Strip the pictures and reproduce the rest of the listing exactly.

===== SUPPLIED INFORMATION =====

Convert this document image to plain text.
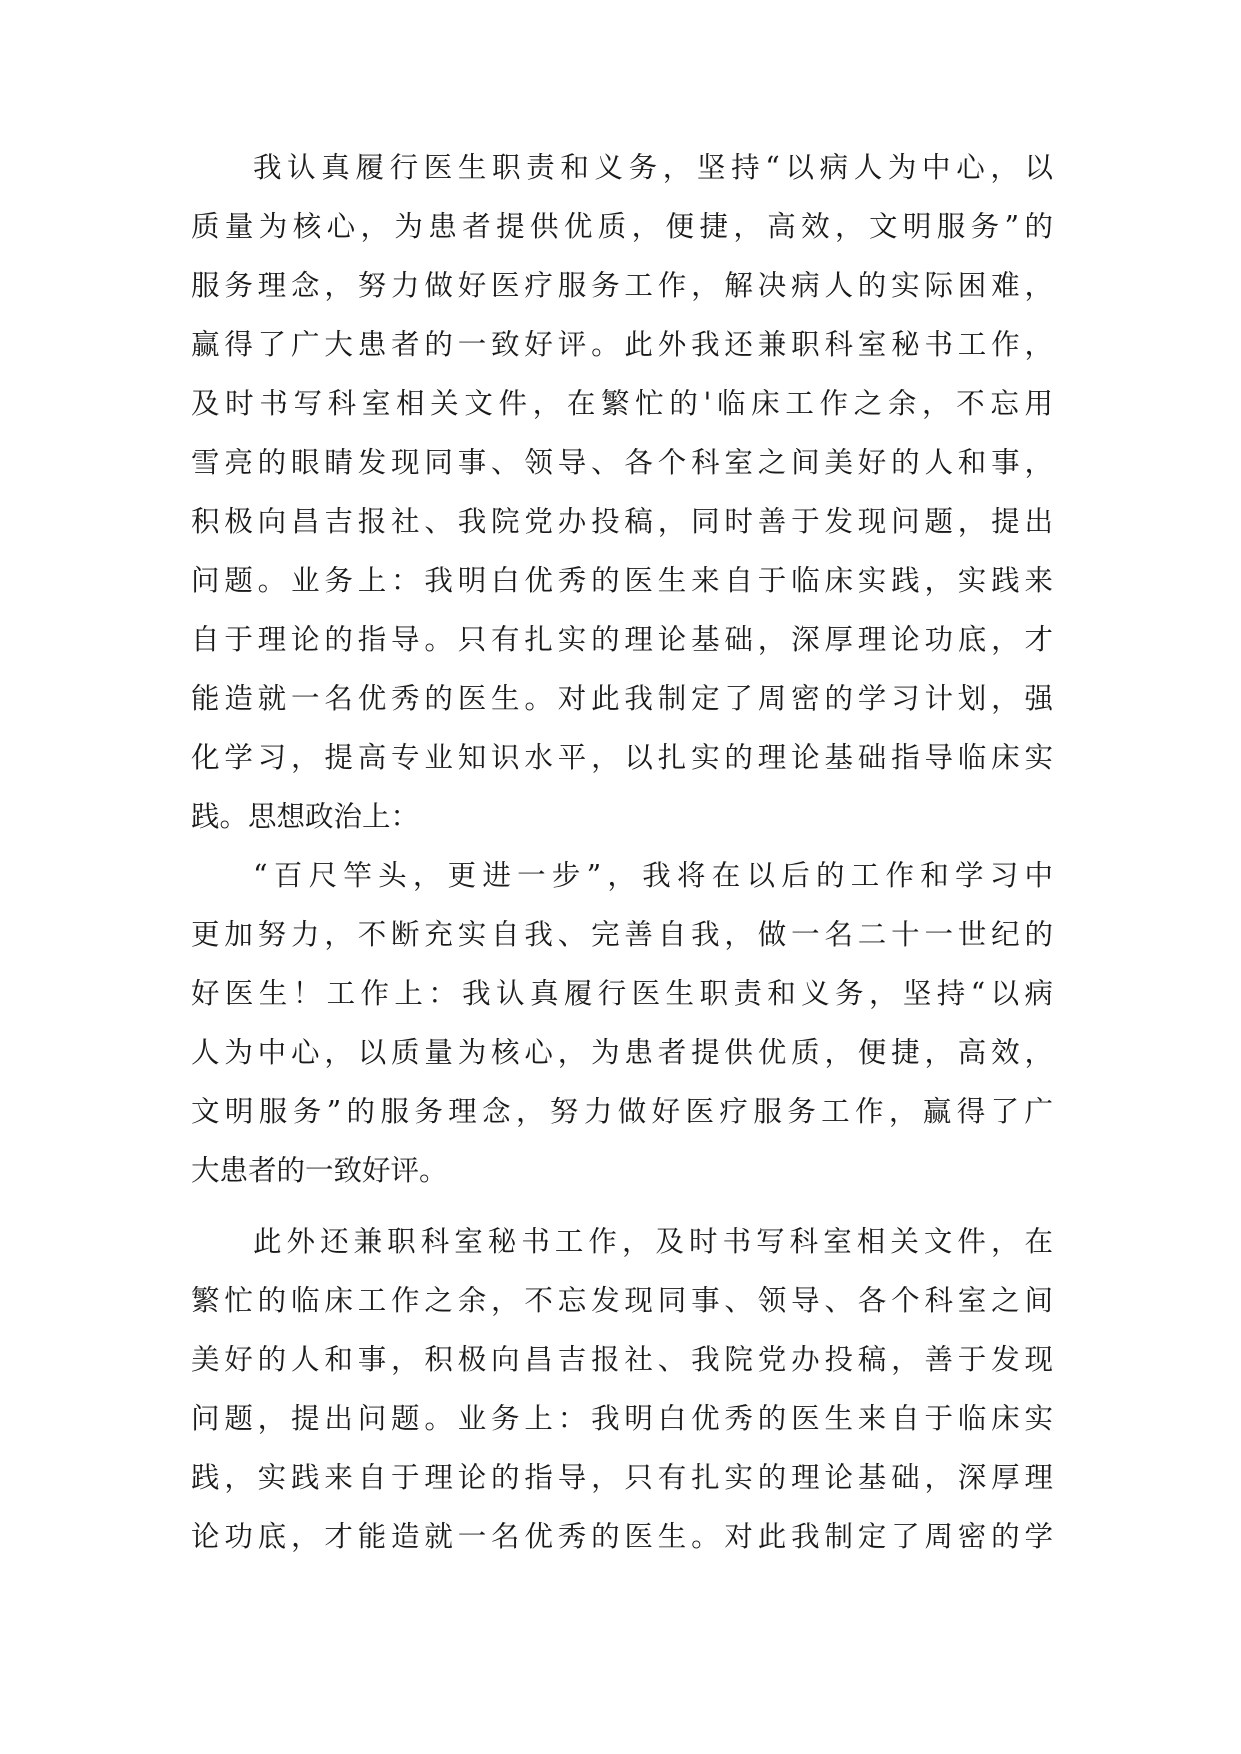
我认真履行医生职责和义务，坚持“以病人为中心，以
质量为核心，为患者提供优质，便捷，高效，文明服务”的
服务理念，努力做好医疗服务工作，解决病人的实际困难，
赢得了广大患者的一致好评。此外我还兼职科室秘书工作，
及时书写科室相关文件，在繁忙的'临床工作之余，不忘用
雪亮的眼睛发现同事、领导、各个科室之间美好的人和事，
积极向昌吉报社、我院党办投稿，同时善于发现问题，提出
问题。业务上：我明白优秀的医生来自于临床实践，实践来
自于理论的指导。只有扎实的理论基础，深厚理论功底，才
能造就一名优秀的医生。对此我制定了周密的学习计划，强
化学习，提高专业知识水平，以扎实的理论基础指导临床实
践。思想政治上：
“百尺竿头，更进一步”，我将在以后的工作和学习中
更加努力，不断充实自我、完善自我，做一名二十一世纪的
好医生！工作上：我认真履行医生职责和义务，坚持“以病
人为中心，以质量为核心，为患者提供优质，便捷，高效，
文明服务”的服务理念，努力做好医疗服务工作，赢得了广
大患者的一致好评。
此外还兼职科室秘书工作，及时书写科室相关文件，在
繁忙的临床工作之余，不忘发现同事、领导、各个科室之间
美好的人和事，积极向昌吉报社、我院党办投稿，善于发现
问题，提出问题。业务上：我明白优秀的医生来自于临床实
践，实践来自于理论的指导，只有扎实的理论基础，深厚理
论功底，才能造就一名优秀的医生。对此我制定了周密的学
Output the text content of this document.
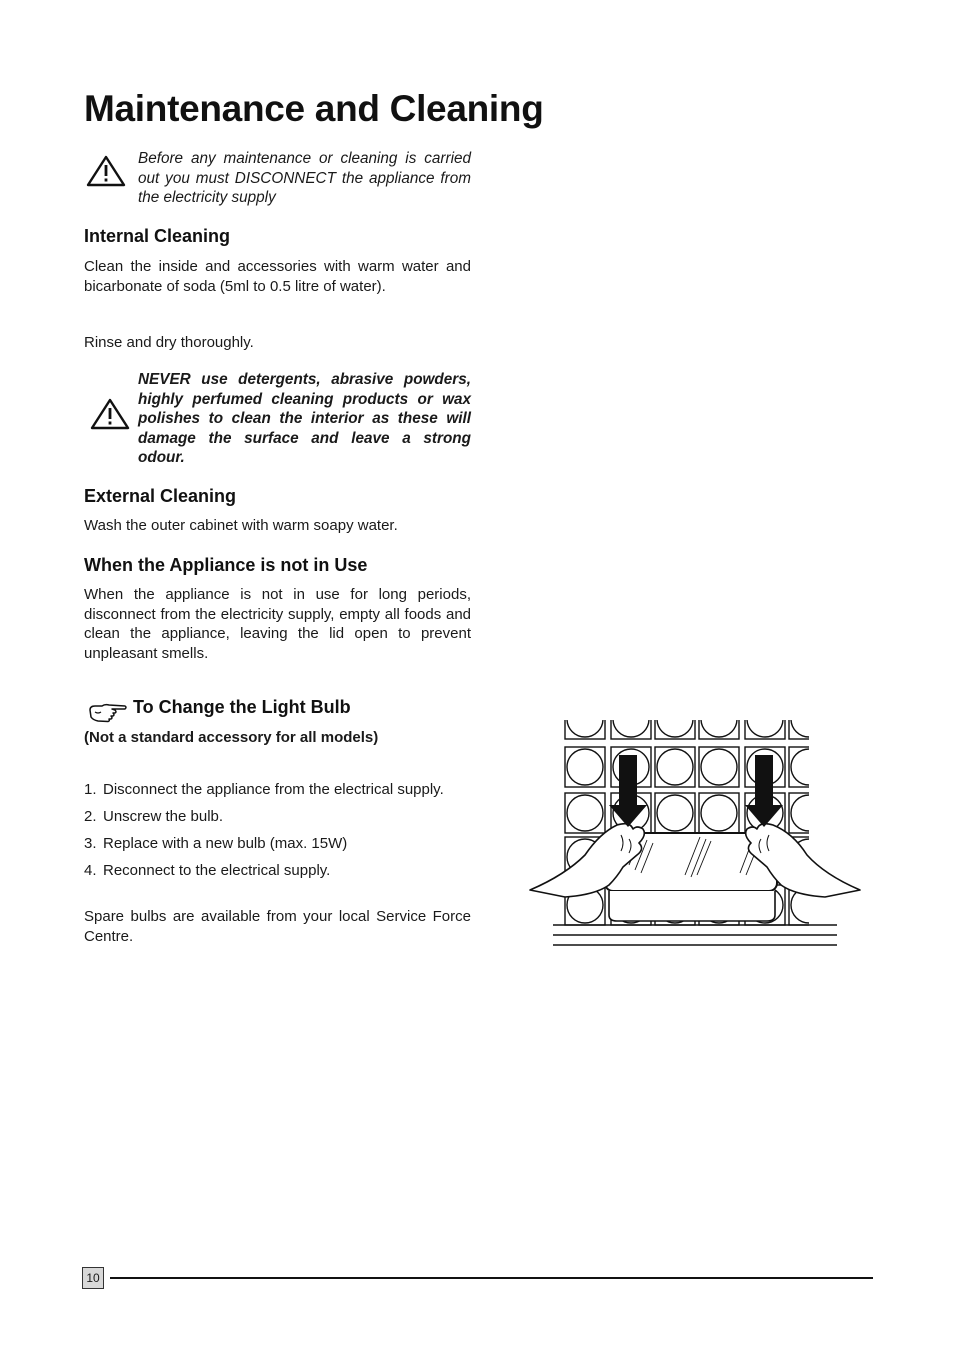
Maintenance and Cleaning
Before any maintenance or cleaning is carried out you must DISCONNECT the appliance from the electricity supply
Internal Cleaning

Clean the inside and accessories with warm water and bicarbonate of soda (5ml to 0.5 litre of water).

Rinse and dry thoroughly.

NEVER use detergents, abrasive powders, highly perfumed cleaning products or wax polishes to clean the interior as these will damage the surface and leave a strong odour.
External Cleaning

Wash the outer cabinet with warm soapy water.

When the Appliance is not in Use

When the appliance is not in use for long periods, disconnect from the electricity supply, empty all foods and clean the appliance, leaving the lid open to prevent unpleasant smells.

To Change the Light Bulb

(Not a standard accessory for all models)

1. Disconnect the appliance from the electrical supply.
2. Unscrew the bulb.
3. Replace with a new bulb (max. 15W)
4. Reconnect to the electrical supply.

Spare bulbs are available from your local Service Force Centre.

10
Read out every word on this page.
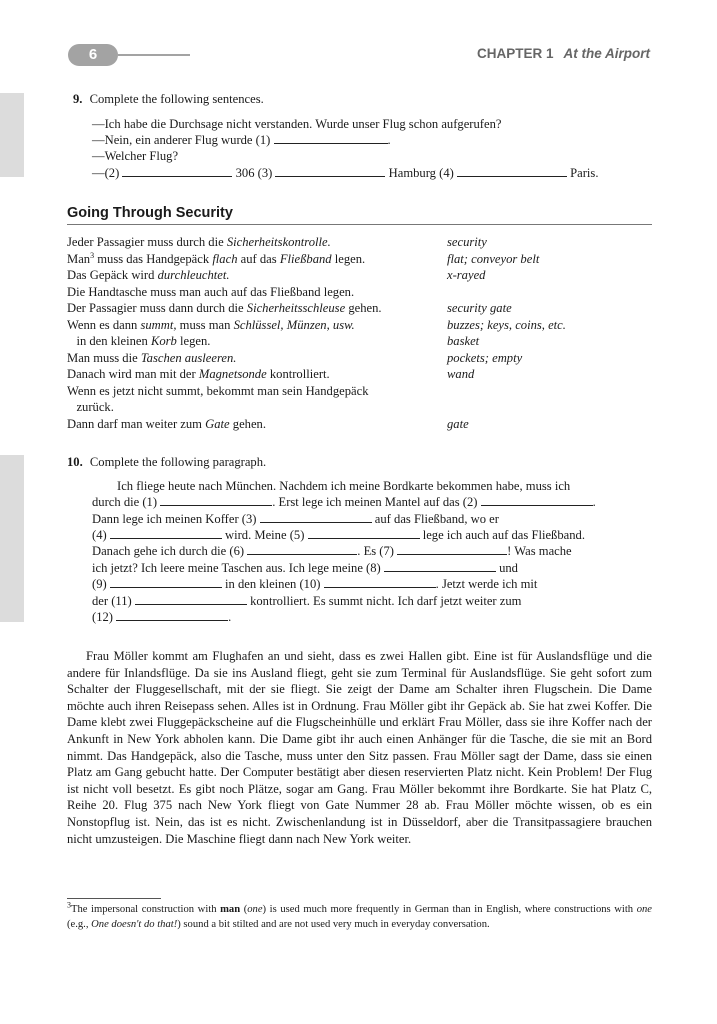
6	CHAPTER 1 At the Airport
9. Complete the following sentences.
—Ich habe die Durchsage nicht verstanden. Wurde unser Flug schon aufgerufen?
—Nein, ein anderer Flug wurde (1)	.
—Welcher Flug?
—(2)	306 (3)	Hamburg (4)	Paris.
Going Through Security
Jeder Passagier muss durch die Sicherheitskontrolle.	security
Man$^3$ muss das Handgepäck flach auf das Fließband legen.	flat; conveyor belt
Das Gepäck wird durchleuchtet.	x-rayed
Die Handtasche muss man auch auf das Fließband legen.
Der Passagier muss dann durch die Sicherheitsschleuse gehen.	security gate
Wenn es dann summt, muss man Schlüssel, Münzen, usw.	buzzes; keys, coins, etc.
in den kleinen Korb legen.	basket
Man muss die Taschen ausleeren.	pockets; empty
Danach wird man mit der Magnetsonde kontrolliert.	wand
Wenn es jetzt nicht summt, bekommt man sein Handgepäck
zurück.
Dann darf man weiter zum Gate gehen.	gate
10. Complete the following paragraph.
Ich fliege heute nach München. Nachdem ich meine Bordkarte bekommen habe, muss ich
durch die (1)	. Erst lege ich meinen Mantel auf das (2)	.
Dann lege ich meinen Koffer (3)	auf das Fließband, wo er
(4)	wird. Meine (5)	lege ich auch auf das Fließband.
Danach gehe ich durch die (6)	. Es (7)	! Was mache
ich jetzt? Ich leere meine Taschen aus. Ich lege meine (8)	und
(9)	in den kleinen (10)	. Jetzt werde ich mit
der (11)	kontrolliert. Es summt nicht. Ich darf jetzt weiter zum
(12)	.
Frau Möller kommt am Flughafen an und sieht, dass es zwei Hallen gibt. Eine ist für Auslandsflüge und die andere für Inlandsflüge. Da sie ins Ausland fliegt, geht sie zum Terminal für Auslandsflüge. Sie geht sofort zum Schalter der Fluggesellschaft, mit der sie fliegt. Sie zeigt der Dame am Schalter ihren Flugschein. Die Dame möchte auch ihren Reisepass sehen. Alles ist in Ordnung. Frau Möller gibt ihr Gepäck ab. Sie hat zwei Koffer. Die Dame klebt zwei Fluggepäckscheine auf die Flugscheinhülle und erklärt Frau Möller, dass sie ihre Koffer nach der Ankunft in New York abholen kann. Die Dame gibt ihr auch einen Anhänger für die Tasche, die sie mit an Bord nimmt. Das Handgepäck, also die Tasche, muss unter den Sitz passen. Frau Möller sagt der Dame, dass sie einen Platz am Gang gebucht hatte. Der Computer bestätigt aber diesen reservierten Platz nicht. Kein Problem! Der Flug ist nicht voll besetzt. Es gibt noch Plätze, sogar am Gang. Frau Möller bekommt ihre Bordkarte. Sie hat Platz C, Reihe 20. Flug 375 nach New York fliegt von Gate Nummer 28 ab. Frau Möller möchte wissen, ob es ein Nonstopflug ist. Nein, das ist es nicht. Zwischenlandung ist in Düsseldorf, aber die Transitpassagiere brauchen nicht umzusteigen. Die Maschine fliegt dann nach New York weiter.
$^3$The impersonal construction with man (one) is used much more frequently in German than in English, where constructions with one (e.g., One doesn't do that!) sound a bit stilted and are not used very much in everyday conversation.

=====

ANSWER IN FULL:
Convert this document image to plain text.
我认真履行医生职责和义务，坚持“以病人为中心，以
质量为核心，为患者提供优质，便捷，高效，文明服务”的
服务理念，努力做好医疗服务工作，解决病人的实际困难，
赢得了广大患者的一致好评。此外我还兼职科室秘书工作，
及时书写科室相关文件，在繁忙的'临床工作之余，不忘用
雪亮的眼睛发现同事、领导、各个科室之间美好的人和事，
积极向昌吉报社、我院党办投稿，同时善于发现问题，提出
问题。业务上：我明白优秀的医生来自于临床实践，实践来
自于理论的指导。只有扎实的理论基础，深厚理论功底，才
能造就一名优秀的医生。对此我制定了周密的学习计划，强
化学习，提高专业知识水平，以扎实的理论基础指导临床实
践。思想政治上：
“百尺竿头，更进一步”，我将在以后的工作和学习中
更加努力，不断充实自我、完善自我，做一名二十一世纪的
好医生！工作上：我认真履行医生职责和义务，坚持“以病
人为中心，以质量为核心，为患者提供优质，便捷，高效，
文明服务”的服务理念，努力做好医疗服务工作，赢得了广
大患者的一致好评。
此外还兼职科室秘书工作，及时书写科室相关文件，在
繁忙的临床工作之余，不忘发现同事、领导、各个科室之间
美好的人和事，积极向昌吉报社、我院党办投稿，善于发现
问题，提出问题。业务上：我明白优秀的医生来自于临床实
践，实践来自于理论的指导，只有扎实的理论基础，深厚理
论功底，才能造就一名优秀的医生。对此我制定了周密的学
Output the text content of this document.
Maintenance and Cleaning
Before any maintenance or cleaning is carried out you must DISCONNECT the appliance from the electricity supply
Internal Cleaning

Clean the inside and accessories with warm water and bicarbonate of soda (5ml to 0.5 litre of water).

Rinse and dry thoroughly.

NEVER use detergents, abrasive powders, highly perfumed cleaning products or wax polishes to clean the interior as these will damage the surface and leave a strong odour.
External Cleaning

Wash the outer cabinet with warm soapy water.

When the Appliance is not in Use

When the appliance is not in use for long periods, disconnect from the electricity supply, empty all foods and clean the appliance, leaving the lid open to prevent unpleasant smells.

To Change the Light Bulb

(Not a standard accessory for all models)

1. Disconnect the appliance from the electrical supply.
2. Unscrew the bulb.
3. Replace with a new bulb (max. 15W)
4. Reconnect to the electrical supply.

Spare bulbs are available from your local Service Force Centre.

10
Read out every word on this page.
6	CHAPTER 1 At the Airport
9. Complete the following sentences.
—Ich habe die Durchsage nicht verstanden. Wurde unser Flug schon aufgerufen?
—Nein, ein anderer Flug wurde (1)	.
—Welcher Flug?
—(2)	306 (3)	Hamburg (4)	Paris.
Going Through Security
Jeder Passagier muss durch die Sicherheitskontrolle.	security
Man$^3$ muss das Handgepäck flach auf das Fließband legen.	flat; conveyor belt
Das Gepäck wird durchleuchtet.	x-rayed
Die Handtasche muss man auch auf das Fließband legen.
Der Passagier muss dann durch die Sicherheitsschleuse gehen.	security gate
Wenn es dann summt, muss man Schlüssel, Münzen, usw.	buzzes; keys, coins, etc.
in den kleinen Korb legen.	basket
Man muss die Taschen ausleeren.	pockets; empty
Danach wird man mit der Magnetsonde kontrolliert.	wand
Wenn es jetzt nicht summt, bekommt man sein Handgepäck
zurück.
Dann darf man weiter zum Gate gehen.	gate
10. Complete the following paragraph.
Ich fliege heute nach München. Nachdem ich meine Bordkarte bekommen habe, muss ich
durch die (1)	. Erst lege ich meinen Mantel auf das (2)	.
Dann lege ich meinen Koffer (3)	auf das Fließband, wo er
(4)	wird. Meine (5)	lege ich auch auf das Fließband.
Danach gehe ich durch die (6)	. Es (7)	! Was mache
ich jetzt? Ich leere meine Taschen aus. Ich lege meine (8)	und
(9)	in den kleinen (10)	. Jetzt werde ich mit
der (11)	kontrolliert. Es summt nicht. Ich darf jetzt weiter zum
(12)	.
Frau Möller kommt am Flughafen an und sieht, dass es zwei Hallen gibt. Eine ist für Auslandsflüge und die andere für Inlandsflüge. Da sie ins Ausland fliegt, geht sie zum Terminal für Auslandsflüge. Sie geht sofort zum Schalter der Fluggesellschaft, mit der sie fliegt. Sie zeigt der Dame am Schalter ihren Flugschein. Die Dame möchte auch ihren Reisepass sehen. Alles ist in Ordnung. Frau Möller gibt ihr Gepäck ab. Sie hat zwei Koffer. Die Dame klebt zwei Fluggepäckscheine auf die Flugscheinhülle und erklärt Frau Möller, dass sie ihre Koffer nach der Ankunft in New York abholen kann. Die Dame gibt ihr auch einen Anhänger für die Tasche, die sie mit an Bord nimmt. Das Handgepäck, also die Tasche, muss unter den Sitz passen. Frau Möller sagt der Dame, dass sie einen Platz am Gang gebucht hatte. Der Computer bestätigt aber diesen reservierten Platz nicht. Kein Problem! Der Flug ist nicht voll besetzt. Es gibt noch Plätze, sogar am Gang. Frau Möller bekommt ihre Bordkarte. Sie hat Platz C, Reihe 20. Flug 375 nach New York fliegt von Gate Nummer 28 ab. Frau Möller möchte wissen, ob es ein Nonstopflug ist. Nein, das ist es nicht. Zwischenlandung ist in Düsseldorf, aber die Transitpassagiere brauchen nicht umzusteigen. Die Maschine fliegt dann nach New York weiter.
$^3$The impersonal construction with man (one) is used much more frequently in German than in English, where constructions with one (e.g., One doesn't do that!) sound a bit stilted and are not used very much in everyday conversation.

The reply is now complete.